• Dataset excerpts
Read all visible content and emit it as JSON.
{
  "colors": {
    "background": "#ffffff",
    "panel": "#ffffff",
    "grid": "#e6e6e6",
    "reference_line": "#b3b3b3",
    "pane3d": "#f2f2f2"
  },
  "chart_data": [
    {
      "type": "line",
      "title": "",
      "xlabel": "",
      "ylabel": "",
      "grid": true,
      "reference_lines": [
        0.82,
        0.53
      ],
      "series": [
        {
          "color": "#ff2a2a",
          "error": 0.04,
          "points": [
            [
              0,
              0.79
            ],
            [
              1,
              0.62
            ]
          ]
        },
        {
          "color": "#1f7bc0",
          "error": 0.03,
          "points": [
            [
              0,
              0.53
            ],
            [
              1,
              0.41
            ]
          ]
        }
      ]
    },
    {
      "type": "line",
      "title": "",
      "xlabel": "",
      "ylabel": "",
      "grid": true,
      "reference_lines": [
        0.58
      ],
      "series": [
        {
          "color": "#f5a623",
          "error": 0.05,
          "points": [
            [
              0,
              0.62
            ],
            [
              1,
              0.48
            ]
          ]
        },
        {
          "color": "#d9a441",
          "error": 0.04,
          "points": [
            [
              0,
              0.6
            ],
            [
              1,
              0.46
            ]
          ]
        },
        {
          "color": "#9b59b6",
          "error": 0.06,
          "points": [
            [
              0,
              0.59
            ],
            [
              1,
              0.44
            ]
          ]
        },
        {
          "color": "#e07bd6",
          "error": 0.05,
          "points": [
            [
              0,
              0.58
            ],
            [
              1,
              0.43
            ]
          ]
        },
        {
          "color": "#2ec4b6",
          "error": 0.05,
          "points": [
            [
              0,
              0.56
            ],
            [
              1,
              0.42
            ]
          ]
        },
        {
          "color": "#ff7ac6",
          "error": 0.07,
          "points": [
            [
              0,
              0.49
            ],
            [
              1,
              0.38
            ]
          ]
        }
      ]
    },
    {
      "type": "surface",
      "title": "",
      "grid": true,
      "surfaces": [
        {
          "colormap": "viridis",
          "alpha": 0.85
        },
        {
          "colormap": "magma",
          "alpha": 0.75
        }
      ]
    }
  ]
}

• Aim
Print the records above exactly as they appear.

• The completed task
Read all visible content and emit it as JSON.
{
  "colors": {
    "background": "#ffffff",
    "panel": "#ffffff",
    "grid": "#e6e6e6",
    "reference_line": "#b3b3b3",
    "pane3d": "#f2f2f2"
  },
  "chart_data": [
    {
      "type": "line",
      "title": "",
      "xlabel": "",
      "ylabel": "",
      "grid": true,
      "reference_lines": [
        0.82,
        0.53
      ],
      "series": [
        {
          "color": "#ff2a2a",
          "error": 0.04,
          "points": [
            [
              0,
              0.79
            ],
            [
              1,
              0.62
            ]
          ]
        },
        {
          "color": "#1f7bc0",
          "error": 0.03,
          "points": [
            [
              0,
              0.53
            ],
            [
              1,
              0.41
            ]
          ]
        }
      ]
    },
    {
      "type": "line",
      "title": "",
      "xlabel": "",
      "ylabel": "",
      "grid": true,
      "reference_lines": [
        0.58
      ],
      "series": [
        {
          "color": "#f5a623",
          "error": 0.05,
          "points": [
            [
              0,
              0.62
            ],
            [
              1,
              0.48
            ]
          ]
        },
        {
          "color": "#d9a441",
          "error": 0.04,
          "points": [
            [
              0,
              0.6
            ],
            [
              1,
              0.46
            ]
          ]
        },
        {
          "color": "#9b59b6",
          "error": 0.06,
          "points": [
            [
              0,
              0.59
            ],
            [
              1,
              0.44
            ]
          ]
        },
        {
          "color": "#e07bd6",
          "error": 0.05,
          "points": [
            [
              0,
              0.58
            ],
            [
              1,
              0.43
            ]
          ]
        },
        {
          "color": "#2ec4b6",
          "error": 0.05,
          "points": [
            [
              0,
              0.56
            ],
            [
              1,
              0.42
            ]
          ]
        },
        {
          "color": "#ff7ac6",
          "error": 0.07,
          "points": [
            [
              0,
              0.49
            ],
            [
              1,
              0.38
            ]
          ]
        }
      ]
    },
    {
      "type": "surface",
      "title": "",
      "grid": true,
      "surfaces": [
        {
          "colormap": "viridis",
          "alpha": 0.85
        },
        {
          "colormap": "magma",
          "alpha": 0.75
        }
      ]
    }
  ]
}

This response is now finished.